Source records
....

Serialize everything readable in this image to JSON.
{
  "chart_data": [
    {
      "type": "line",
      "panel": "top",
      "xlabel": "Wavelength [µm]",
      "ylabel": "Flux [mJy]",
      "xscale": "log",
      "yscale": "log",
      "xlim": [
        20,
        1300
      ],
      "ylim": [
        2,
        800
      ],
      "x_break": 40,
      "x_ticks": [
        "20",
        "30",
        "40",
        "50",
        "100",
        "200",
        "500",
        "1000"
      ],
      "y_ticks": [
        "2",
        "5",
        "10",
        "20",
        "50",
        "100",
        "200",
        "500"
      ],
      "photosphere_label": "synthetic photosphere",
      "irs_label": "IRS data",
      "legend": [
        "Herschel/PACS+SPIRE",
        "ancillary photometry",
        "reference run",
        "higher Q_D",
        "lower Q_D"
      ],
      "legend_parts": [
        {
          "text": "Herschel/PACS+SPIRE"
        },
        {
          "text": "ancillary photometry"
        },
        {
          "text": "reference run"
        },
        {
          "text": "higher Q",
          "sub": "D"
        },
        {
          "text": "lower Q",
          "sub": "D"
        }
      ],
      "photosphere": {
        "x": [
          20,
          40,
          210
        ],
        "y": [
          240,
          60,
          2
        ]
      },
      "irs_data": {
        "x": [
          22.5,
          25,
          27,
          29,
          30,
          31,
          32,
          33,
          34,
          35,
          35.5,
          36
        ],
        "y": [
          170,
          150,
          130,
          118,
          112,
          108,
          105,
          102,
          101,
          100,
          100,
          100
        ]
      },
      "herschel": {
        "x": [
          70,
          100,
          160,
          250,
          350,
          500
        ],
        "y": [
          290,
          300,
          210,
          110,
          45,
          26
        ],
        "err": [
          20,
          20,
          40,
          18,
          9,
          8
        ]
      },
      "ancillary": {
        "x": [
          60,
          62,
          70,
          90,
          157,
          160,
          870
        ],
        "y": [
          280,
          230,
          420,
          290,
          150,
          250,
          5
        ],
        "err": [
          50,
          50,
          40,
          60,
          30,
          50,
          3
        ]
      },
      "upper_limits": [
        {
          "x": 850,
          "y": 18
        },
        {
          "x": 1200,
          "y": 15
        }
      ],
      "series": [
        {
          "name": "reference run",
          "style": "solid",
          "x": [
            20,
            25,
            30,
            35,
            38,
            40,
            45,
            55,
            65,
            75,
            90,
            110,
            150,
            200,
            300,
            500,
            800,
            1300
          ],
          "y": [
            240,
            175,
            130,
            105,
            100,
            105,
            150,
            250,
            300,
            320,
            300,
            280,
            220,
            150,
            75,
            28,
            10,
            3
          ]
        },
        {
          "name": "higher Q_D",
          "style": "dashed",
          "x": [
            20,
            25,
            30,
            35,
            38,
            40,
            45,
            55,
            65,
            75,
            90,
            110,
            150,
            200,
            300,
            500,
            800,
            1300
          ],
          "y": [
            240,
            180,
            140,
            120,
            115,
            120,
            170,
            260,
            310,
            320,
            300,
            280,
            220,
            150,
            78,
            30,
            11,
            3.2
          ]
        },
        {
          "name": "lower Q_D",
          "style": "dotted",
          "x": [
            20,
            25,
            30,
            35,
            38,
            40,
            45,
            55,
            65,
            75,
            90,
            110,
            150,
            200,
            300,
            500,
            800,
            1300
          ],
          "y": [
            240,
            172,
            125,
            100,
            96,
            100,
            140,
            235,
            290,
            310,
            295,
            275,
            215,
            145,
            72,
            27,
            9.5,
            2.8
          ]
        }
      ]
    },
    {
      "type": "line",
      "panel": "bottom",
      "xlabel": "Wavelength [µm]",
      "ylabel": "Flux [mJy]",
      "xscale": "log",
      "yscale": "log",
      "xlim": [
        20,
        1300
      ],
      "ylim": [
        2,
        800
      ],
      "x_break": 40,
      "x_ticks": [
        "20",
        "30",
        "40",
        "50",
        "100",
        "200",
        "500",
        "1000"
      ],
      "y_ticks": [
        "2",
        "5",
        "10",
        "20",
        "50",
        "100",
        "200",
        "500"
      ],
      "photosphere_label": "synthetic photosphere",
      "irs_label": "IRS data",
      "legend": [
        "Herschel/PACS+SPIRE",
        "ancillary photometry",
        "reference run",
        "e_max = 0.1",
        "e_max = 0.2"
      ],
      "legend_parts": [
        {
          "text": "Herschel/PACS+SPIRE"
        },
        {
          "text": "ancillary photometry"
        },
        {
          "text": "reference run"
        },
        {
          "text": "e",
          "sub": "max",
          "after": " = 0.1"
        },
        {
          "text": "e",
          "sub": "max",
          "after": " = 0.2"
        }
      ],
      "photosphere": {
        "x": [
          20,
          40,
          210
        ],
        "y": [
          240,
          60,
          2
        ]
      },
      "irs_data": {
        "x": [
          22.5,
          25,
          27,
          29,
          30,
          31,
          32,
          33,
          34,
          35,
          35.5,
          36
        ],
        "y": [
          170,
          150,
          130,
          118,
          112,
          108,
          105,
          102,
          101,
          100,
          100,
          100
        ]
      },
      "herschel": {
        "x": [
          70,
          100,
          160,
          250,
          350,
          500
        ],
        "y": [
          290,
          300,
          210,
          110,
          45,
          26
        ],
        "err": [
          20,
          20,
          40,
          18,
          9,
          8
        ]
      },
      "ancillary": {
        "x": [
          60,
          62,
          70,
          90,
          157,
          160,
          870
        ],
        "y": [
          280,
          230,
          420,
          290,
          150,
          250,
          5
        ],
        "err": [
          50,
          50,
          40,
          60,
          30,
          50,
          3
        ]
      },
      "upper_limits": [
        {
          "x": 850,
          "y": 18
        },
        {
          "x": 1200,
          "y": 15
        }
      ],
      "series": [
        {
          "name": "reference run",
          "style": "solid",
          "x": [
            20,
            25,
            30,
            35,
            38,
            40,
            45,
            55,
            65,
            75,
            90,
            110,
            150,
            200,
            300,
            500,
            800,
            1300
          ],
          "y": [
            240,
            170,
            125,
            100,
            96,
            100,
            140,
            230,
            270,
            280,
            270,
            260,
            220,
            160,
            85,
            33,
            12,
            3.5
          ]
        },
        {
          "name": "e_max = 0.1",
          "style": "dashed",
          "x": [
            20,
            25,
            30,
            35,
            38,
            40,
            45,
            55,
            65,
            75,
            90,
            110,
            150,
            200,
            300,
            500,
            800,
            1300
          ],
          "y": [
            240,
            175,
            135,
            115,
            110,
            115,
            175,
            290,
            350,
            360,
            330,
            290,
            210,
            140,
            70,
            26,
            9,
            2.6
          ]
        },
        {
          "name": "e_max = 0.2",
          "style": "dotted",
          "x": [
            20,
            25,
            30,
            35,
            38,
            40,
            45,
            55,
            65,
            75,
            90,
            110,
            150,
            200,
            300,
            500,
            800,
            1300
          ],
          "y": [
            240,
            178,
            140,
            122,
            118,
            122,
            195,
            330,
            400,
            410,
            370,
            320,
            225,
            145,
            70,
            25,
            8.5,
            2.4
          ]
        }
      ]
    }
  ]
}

....

*Problem details*: Write out each line of the data above again, exactly as given.

*Exercise result*:
Serialize everything readable in this image to JSON.
{
  "chart_data": [
    {
      "type": "line",
      "panel": "top",
      "xlabel": "Wavelength [µm]",
      "ylabel": "Flux [mJy]",
      "xscale": "log",
      "yscale": "log",
      "xlim": [
        20,
        1300
      ],
      "ylim": [
        2,
        800
      ],
      "x_break": 40,
      "x_ticks": [
        "20",
        "30",
        "40",
        "50",
        "100",
        "200",
        "500",
        "1000"
      ],
      "y_ticks": [
        "2",
        "5",
        "10",
        "20",
        "50",
        "100",
        "200",
        "500"
      ],
      "photosphere_label": "synthetic photosphere",
      "irs_label": "IRS data",
      "legend": [
        "Herschel/PACS+SPIRE",
        "ancillary photometry",
        "reference run",
        "higher Q_D",
        "lower Q_D"
      ],
      "legend_parts": [
        {
          "text": "Herschel/PACS+SPIRE"
        },
        {
          "text": "ancillary photometry"
        },
        {
          "text": "reference run"
        },
        {
          "text": "higher Q",
          "sub": "D"
        },
        {
          "text": "lower Q",
          "sub": "D"
        }
      ],
      "photosphere": {
        "x": [
          20,
          40,
          210
        ],
        "y": [
          240,
          60,
          2
        ]
      },
      "irs_data": {
        "x": [
          22.5,
          25,
          27,
          29,
          30,
          31,
          32,
          33,
          34,
          35,
          35.5,
          36
        ],
        "y": [
          170,
          150,
          130,
          118,
          112,
          108,
          105,
          102,
          101,
          100,
          100,
          100
        ]
      },
      "herschel": {
        "x": [
          70,
          100,
          160,
          250,
          350,
          500
        ],
        "y": [
          290,
          300,
          210,
          110,
          45,
          26
        ],
        "err": [
          20,
          20,
          40,
          18,
          9,
          8
        ]
      },
      "ancillary": {
        "x": [
          60,
          62,
          70,
          90,
          157,
          160,
          870
        ],
        "y": [
          280,
          230,
          420,
          290,
          150,
          250,
          5
        ],
        "err": [
          50,
          50,
          40,
          60,
          30,
          50,
          3
        ]
      },
      "upper_limits": [
        {
          "x": 850,
          "y": 18
        },
        {
          "x": 1200,
          "y": 15
        }
      ],
      "series": [
        {
          "name": "reference run",
          "style": "solid",
          "x": [
            20,
            25,
            30,
            35,
            38,
            40,
            45,
            55,
            65,
            75,
            90,
            110,
            150,
            200,
            300,
            500,
            800,
            1300
          ],
          "y": [
            240,
            175,
            130,
            105,
            100,
            105,
            150,
            250,
            300,
            320,
            300,
            280,
            220,
            150,
            75,
            28,
            10,
            3
          ]
        },
        {
          "name": "higher Q_D",
          "style": "dashed",
          "x": [
            20,
            25,
            30,
            35,
            38,
            40,
            45,
            55,
            65,
            75,
            90,
            110,
            150,
            200,
            300,
            500,
            800,
            1300
          ],
          "y": [
            240,
            180,
            140,
            120,
            115,
            120,
            170,
            260,
            310,
            320,
            300,
            280,
            220,
            150,
            78,
            30,
            11,
            3.2
          ]
        },
        {
          "name": "lower Q_D",
          "style": "dotted",
          "x": [
            20,
            25,
            30,
            35,
            38,
            40,
            45,
            55,
            65,
            75,
            90,
            110,
            150,
            200,
            300,
            500,
            800,
            1300
          ],
          "y": [
            240,
            172,
            125,
            100,
            96,
            100,
            140,
            235,
            290,
            310,
            295,
            275,
            215,
            145,
            72,
            27,
            9.5,
            2.8
          ]
        }
      ]
    },
    {
      "type": "line",
      "panel": "bottom",
      "xlabel": "Wavelength [µm]",
      "ylabel": "Flux [mJy]",
      "xscale": "log",
      "yscale": "log",
      "xlim": [
        20,
        1300
      ],
      "ylim": [
        2,
        800
      ],
      "x_break": 40,
      "x_ticks": [
        "20",
        "30",
        "40",
        "50",
        "100",
        "200",
        "500",
        "1000"
      ],
      "y_ticks": [
        "2",
        "5",
        "10",
        "20",
        "50",
        "100",
        "200",
        "500"
      ],
      "photosphere_label": "synthetic photosphere",
      "irs_label": "IRS data",
      "legend": [
        "Herschel/PACS+SPIRE",
        "ancillary photometry",
        "reference run",
        "e_max = 0.1",
        "e_max = 0.2"
      ],
      "legend_parts": [
        {
          "text": "Herschel/PACS+SPIRE"
        },
        {
          "text": "ancillary photometry"
        },
        {
          "text": "reference run"
        },
        {
          "text": "e",
          "sub": "max",
          "after": " = 0.1"
        },
        {
          "text": "e",
          "sub": "max",
          "after": " = 0.2"
        }
      ],
      "photosphere": {
        "x": [
          20,
          40,
          210
        ],
        "y": [
          240,
          60,
          2
        ]
      },
      "irs_data": {
        "x": [
          22.5,
          25,
          27,
          29,
          30,
          31,
          32,
          33,
          34,
          35,
          35.5,
          36
        ],
        "y": [
          170,
          150,
          130,
          118,
          112,
          108,
          105,
          102,
          101,
          100,
          100,
          100
        ]
      },
      "herschel": {
        "x": [
          70,
          100,
          160,
          250,
          350,
          500
        ],
        "y": [
          290,
          300,
          210,
          110,
          45,
          26
        ],
        "err": [
          20,
          20,
          40,
          18,
          9,
          8
        ]
      },
      "ancillary": {
        "x": [
          60,
          62,
          70,
          90,
          157,
          160,
          870
        ],
        "y": [
          280,
          230,
          420,
          290,
          150,
          250,
          5
        ],
        "err": [
          50,
          50,
          40,
          60,
          30,
          50,
          3
        ]
      },
      "upper_limits": [
        {
          "x": 850,
          "y": 18
        },
        {
          "x": 1200,
          "y": 15
        }
      ],
      "series": [
        {
          "name": "reference run",
          "style": "solid",
          "x": [
            20,
            25,
            30,
            35,
            38,
            40,
            45,
            55,
            65,
            75,
            90,
            110,
            150,
            200,
            300,
            500,
            800,
            1300
          ],
          "y": [
            240,
            170,
            125,
            100,
            96,
            100,
            140,
            230,
            270,
            280,
            270,
            260,
            220,
            160,
            85,
            33,
            12,
            3.5
          ]
        },
        {
          "name": "e_max = 0.1",
          "style": "dashed",
          "x": [
            20,
            25,
            30,
            35,
            38,
            40,
            45,
            55,
            65,
            75,
            90,
            110,
            150,
            200,
            300,
            500,
            800,
            1300
          ],
          "y": [
            240,
            175,
            135,
            115,
            110,
            115,
            175,
            290,
            350,
            360,
            330,
            290,
            210,
            140,
            70,
            26,
            9,
            2.6
          ]
        },
        {
          "name": "e_max = 0.2",
          "style": "dotted",
          "x": [
            20,
            25,
            30,
            35,
            38,
            40,
            45,
            55,
            65,
            75,
            90,
            110,
            150,
            200,
            300,
            500,
            800,
            1300
          ],
          "y": [
            240,
            178,
            140,
            122,
            118,
            122,
            195,
            330,
            400,
            410,
            370,
            320,
            225,
            145,
            70,
            25,
            8.5,
            2.4
          ]
        }
      ]
    }
  ]
}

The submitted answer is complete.